- Written request: Write the listing below out again exactly, dropping the images.

Stored items:
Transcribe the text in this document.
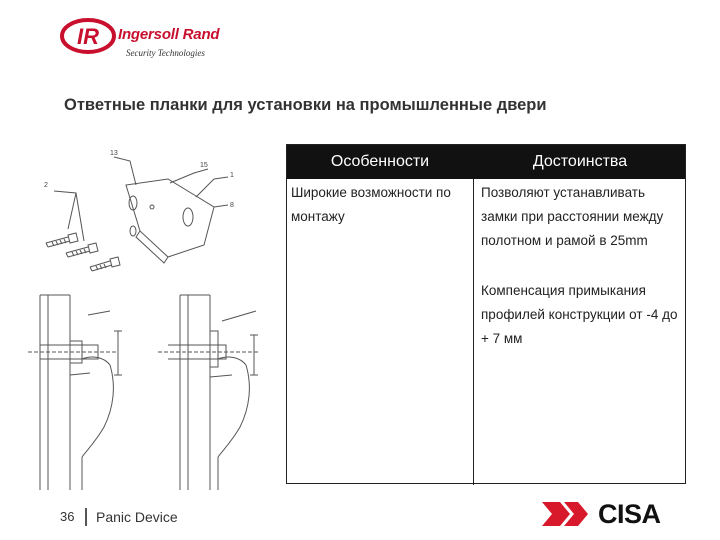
IR Ingersoll Rand
Security Technologies
Ответные планки для установки на промышленные двери
2
13
15
1
8
Особенности	Достоинства
Широкие возможности по монтажу
Позволяют устанавливать замки при расстоянии между полотном и рамой в 25mm
Компенсация примыкания профилей конструкции от -4 до + 7 мм
36 Panic Device	CISA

- Full response:
Transcribe the text in this document.
IR Ingersoll Rand
Security Technologies
Ответные планки для установки на промышленные двери
2
13
15
1
8
Особенности	Достоинства
Широкие возможности по монтажу
Позволяют устанавливать замки при расстоянии между полотном и рамой в 25mm
Компенсация примыкания профилей конструкции от -4 до + 7 мм
36 Panic Device	CISA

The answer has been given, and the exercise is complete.